WRITTEN EXERCISE >> Reproduce the material below verbatim, from its first line down to and including the line that contains "series-line: [196, 20, 694, 330]".
————
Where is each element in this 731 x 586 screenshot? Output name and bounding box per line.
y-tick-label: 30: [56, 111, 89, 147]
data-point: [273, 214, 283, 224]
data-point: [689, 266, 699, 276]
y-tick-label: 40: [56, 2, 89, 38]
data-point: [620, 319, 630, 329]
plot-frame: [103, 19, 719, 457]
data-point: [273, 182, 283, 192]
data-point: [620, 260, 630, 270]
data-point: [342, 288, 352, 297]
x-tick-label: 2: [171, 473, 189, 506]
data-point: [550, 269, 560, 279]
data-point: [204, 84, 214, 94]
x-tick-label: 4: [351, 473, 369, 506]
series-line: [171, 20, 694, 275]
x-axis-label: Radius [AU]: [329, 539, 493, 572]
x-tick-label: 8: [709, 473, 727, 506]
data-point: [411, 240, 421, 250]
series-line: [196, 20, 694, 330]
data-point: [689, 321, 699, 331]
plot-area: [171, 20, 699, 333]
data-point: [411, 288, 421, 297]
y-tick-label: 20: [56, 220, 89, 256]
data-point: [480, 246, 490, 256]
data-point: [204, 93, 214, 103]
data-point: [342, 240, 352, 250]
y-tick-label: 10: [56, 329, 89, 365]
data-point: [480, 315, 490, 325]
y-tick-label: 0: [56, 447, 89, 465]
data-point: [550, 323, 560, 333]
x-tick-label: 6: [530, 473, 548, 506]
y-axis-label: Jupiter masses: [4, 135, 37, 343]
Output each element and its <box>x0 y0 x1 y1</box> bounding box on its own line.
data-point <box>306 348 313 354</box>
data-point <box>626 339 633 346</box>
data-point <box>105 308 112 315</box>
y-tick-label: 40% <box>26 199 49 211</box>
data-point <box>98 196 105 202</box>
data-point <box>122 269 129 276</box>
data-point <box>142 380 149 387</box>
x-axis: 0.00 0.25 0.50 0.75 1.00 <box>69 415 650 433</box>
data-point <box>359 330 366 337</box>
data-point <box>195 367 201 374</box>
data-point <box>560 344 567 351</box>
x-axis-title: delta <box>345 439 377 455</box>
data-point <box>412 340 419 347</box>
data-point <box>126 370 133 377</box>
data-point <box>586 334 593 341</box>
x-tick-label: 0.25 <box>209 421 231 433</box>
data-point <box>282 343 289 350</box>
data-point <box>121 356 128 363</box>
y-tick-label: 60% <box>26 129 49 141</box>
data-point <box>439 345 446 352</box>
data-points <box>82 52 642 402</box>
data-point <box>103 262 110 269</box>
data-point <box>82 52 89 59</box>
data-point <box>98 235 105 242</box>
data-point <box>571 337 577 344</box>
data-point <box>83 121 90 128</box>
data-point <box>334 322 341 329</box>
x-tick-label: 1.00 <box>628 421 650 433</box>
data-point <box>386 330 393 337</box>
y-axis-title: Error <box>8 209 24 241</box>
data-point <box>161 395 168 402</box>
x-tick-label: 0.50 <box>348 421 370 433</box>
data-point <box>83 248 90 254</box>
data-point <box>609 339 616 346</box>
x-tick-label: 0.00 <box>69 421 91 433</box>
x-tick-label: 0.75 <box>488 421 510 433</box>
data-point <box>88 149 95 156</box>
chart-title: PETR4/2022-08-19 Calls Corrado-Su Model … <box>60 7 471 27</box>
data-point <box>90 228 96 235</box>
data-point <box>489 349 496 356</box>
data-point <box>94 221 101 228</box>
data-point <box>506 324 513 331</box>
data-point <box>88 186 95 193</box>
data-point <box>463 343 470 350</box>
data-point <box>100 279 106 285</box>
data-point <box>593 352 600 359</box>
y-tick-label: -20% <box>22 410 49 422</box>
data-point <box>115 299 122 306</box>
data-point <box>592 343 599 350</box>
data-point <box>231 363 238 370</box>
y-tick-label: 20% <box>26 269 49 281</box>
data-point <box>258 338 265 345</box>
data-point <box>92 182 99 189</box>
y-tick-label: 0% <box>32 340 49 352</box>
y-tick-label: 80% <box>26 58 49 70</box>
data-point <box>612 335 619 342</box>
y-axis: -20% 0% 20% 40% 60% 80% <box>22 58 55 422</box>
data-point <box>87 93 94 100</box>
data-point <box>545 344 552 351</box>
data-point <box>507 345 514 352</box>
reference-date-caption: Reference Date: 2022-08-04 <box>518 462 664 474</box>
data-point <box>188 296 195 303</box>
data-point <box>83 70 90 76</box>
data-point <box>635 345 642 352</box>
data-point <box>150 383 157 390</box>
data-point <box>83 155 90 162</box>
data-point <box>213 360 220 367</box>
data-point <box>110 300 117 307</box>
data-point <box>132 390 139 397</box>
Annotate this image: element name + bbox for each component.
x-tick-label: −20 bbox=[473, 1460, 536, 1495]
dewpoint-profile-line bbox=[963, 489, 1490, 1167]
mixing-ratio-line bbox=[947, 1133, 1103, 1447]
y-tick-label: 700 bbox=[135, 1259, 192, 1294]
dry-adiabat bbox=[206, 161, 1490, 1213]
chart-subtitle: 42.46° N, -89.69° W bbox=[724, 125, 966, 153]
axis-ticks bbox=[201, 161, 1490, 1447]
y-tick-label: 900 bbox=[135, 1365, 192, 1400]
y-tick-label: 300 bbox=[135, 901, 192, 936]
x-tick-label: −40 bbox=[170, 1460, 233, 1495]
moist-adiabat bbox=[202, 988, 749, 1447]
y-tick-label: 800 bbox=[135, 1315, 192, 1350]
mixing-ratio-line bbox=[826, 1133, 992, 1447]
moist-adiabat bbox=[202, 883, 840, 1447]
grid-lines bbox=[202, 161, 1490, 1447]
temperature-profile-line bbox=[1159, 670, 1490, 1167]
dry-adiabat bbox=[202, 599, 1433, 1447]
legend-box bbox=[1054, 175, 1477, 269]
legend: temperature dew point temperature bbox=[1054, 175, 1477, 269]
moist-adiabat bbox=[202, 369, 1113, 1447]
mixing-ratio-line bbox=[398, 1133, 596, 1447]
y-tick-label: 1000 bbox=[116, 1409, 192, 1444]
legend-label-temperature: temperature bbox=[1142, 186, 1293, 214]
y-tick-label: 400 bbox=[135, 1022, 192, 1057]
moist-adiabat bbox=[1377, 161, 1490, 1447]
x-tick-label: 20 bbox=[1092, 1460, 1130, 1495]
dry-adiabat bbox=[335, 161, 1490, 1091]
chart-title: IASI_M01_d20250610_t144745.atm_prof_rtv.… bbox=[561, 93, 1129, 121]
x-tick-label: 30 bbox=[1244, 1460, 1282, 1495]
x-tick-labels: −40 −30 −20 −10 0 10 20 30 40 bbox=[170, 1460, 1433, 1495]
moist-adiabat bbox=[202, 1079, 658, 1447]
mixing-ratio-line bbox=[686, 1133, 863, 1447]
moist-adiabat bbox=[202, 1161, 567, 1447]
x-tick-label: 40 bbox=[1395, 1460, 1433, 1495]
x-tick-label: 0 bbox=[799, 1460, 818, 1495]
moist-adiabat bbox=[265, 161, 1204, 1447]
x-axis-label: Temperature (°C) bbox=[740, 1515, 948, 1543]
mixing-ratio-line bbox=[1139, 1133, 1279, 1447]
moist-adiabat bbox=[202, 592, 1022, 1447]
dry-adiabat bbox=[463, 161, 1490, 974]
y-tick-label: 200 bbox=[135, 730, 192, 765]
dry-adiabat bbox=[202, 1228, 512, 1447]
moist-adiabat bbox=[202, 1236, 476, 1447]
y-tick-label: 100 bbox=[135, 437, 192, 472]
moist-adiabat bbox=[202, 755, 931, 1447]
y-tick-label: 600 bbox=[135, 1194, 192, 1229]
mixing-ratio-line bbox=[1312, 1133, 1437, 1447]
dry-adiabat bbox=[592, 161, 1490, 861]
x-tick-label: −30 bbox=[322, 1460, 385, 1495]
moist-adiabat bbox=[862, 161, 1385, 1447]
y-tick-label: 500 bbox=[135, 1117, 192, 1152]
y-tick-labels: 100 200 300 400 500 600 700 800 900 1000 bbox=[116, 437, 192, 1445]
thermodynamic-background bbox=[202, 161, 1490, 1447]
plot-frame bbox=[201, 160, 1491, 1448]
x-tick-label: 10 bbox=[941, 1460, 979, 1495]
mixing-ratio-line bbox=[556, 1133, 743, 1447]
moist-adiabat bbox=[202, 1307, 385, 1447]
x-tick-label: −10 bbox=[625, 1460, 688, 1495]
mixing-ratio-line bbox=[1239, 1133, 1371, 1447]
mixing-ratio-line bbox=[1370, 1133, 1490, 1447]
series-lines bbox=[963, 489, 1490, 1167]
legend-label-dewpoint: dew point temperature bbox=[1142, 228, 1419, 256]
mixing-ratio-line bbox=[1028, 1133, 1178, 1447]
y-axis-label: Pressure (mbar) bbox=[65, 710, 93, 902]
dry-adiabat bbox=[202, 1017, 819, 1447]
————
RESPONSE >>
Where is each element in this 731 x 586 screenshot? Output name and bounding box per line.
y-tick-label: 30: [56, 111, 89, 147]
data-point: [273, 214, 283, 224]
data-point: [689, 266, 699, 276]
y-tick-label: 40: [56, 2, 89, 38]
data-point: [620, 319, 630, 329]
plot-frame: [103, 19, 719, 457]
data-point: [273, 182, 283, 192]
data-point: [620, 260, 630, 270]
data-point: [342, 288, 352, 297]
x-tick-label: 2: [171, 473, 189, 506]
data-point: [550, 269, 560, 279]
data-point: [204, 84, 214, 94]
x-tick-label: 4: [351, 473, 369, 506]
series-line: [171, 20, 694, 275]
x-axis-label: Radius [AU]: [329, 539, 493, 572]
x-tick-label: 8: [709, 473, 727, 506]
data-point: [411, 240, 421, 250]
series-line: [196, 20, 694, 330]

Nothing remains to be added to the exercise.